Extracted data entries:
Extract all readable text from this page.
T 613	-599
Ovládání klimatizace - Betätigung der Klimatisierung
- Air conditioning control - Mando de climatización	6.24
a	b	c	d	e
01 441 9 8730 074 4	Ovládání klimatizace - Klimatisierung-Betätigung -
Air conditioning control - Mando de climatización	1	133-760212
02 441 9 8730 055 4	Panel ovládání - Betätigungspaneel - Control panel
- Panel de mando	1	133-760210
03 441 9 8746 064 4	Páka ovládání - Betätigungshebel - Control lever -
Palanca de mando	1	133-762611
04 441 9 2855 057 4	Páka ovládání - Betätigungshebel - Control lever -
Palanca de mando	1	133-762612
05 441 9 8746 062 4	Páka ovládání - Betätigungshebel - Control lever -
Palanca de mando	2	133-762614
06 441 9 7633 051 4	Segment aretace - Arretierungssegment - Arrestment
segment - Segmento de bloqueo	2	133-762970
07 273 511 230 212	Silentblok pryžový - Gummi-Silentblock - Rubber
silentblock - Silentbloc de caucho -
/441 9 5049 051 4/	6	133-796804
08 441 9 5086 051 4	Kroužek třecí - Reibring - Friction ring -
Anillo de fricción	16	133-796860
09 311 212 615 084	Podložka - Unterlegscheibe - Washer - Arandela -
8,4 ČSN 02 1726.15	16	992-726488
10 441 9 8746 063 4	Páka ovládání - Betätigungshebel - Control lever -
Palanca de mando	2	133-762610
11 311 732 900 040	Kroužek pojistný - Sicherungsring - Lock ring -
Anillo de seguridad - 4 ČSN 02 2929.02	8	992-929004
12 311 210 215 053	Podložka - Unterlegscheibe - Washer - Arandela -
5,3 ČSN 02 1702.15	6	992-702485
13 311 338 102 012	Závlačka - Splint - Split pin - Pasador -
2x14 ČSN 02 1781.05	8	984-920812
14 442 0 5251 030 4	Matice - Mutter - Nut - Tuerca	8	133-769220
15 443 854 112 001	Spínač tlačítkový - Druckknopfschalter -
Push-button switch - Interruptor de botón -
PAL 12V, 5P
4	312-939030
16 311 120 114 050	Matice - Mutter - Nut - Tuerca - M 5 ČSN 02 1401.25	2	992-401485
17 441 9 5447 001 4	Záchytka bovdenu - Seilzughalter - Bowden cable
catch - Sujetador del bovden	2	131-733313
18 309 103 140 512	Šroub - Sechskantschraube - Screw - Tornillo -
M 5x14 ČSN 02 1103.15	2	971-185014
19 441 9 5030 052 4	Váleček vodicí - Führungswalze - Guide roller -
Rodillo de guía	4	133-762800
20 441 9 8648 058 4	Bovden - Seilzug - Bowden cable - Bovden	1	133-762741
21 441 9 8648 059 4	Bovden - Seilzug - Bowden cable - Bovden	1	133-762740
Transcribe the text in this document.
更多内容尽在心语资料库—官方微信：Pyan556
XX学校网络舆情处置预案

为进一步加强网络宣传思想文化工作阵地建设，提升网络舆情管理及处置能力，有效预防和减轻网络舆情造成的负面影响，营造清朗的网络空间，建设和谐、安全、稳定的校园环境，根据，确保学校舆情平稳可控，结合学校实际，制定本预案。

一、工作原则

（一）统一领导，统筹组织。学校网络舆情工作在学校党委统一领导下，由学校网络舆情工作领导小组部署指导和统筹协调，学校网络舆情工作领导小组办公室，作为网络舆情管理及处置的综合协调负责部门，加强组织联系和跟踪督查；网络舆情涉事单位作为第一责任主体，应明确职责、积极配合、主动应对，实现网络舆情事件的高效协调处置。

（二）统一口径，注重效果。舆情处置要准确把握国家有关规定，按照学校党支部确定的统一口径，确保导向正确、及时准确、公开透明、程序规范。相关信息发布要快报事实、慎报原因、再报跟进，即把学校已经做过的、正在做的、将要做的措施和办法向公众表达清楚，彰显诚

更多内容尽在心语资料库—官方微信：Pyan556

:: WHAT IS NEEDED ::
Take the lines from the one containing "Transcribe the text in this document." to the last line of the material above and write them out exactly.

:: FULL SOLUTION ::
Transcribe the text in this document.
更多内容尽在心语资料库—官方微信：Pyan556
XX学校网络舆情处置预案

为进一步加强网络宣传思想文化工作阵地建设，提升网络舆情管理及处置能力，有效预防和减轻网络舆情造成的负面影响，营造清朗的网络空间，建设和谐、安全、稳定的校园环境，根据，确保学校舆情平稳可控，结合学校实际，制定本预案。

一、工作原则

（一）统一领导，统筹组织。学校网络舆情工作在学校党委统一领导下，由学校网络舆情工作领导小组部署指导和统筹协调，学校网络舆情工作领导小组办公室，作为网络舆情管理及处置的综合协调负责部门，加强组织联系和跟踪督查；网络舆情涉事单位作为第一责任主体，应明确职责、积极配合、主动应对，实现网络舆情事件的高效协调处置。

（二）统一口径，注重效果。舆情处置要准确把握国家有关规定，按照学校党支部确定的统一口径，确保导向正确、及时准确、公开透明、程序规范。相关信息发布要快报事实、慎报原因、再报跟进，即把学校已经做过的、正在做的、将要做的措施和办法向公众表达清楚，彰显诚

更多内容尽在心语资料库—官方微信：Pyan556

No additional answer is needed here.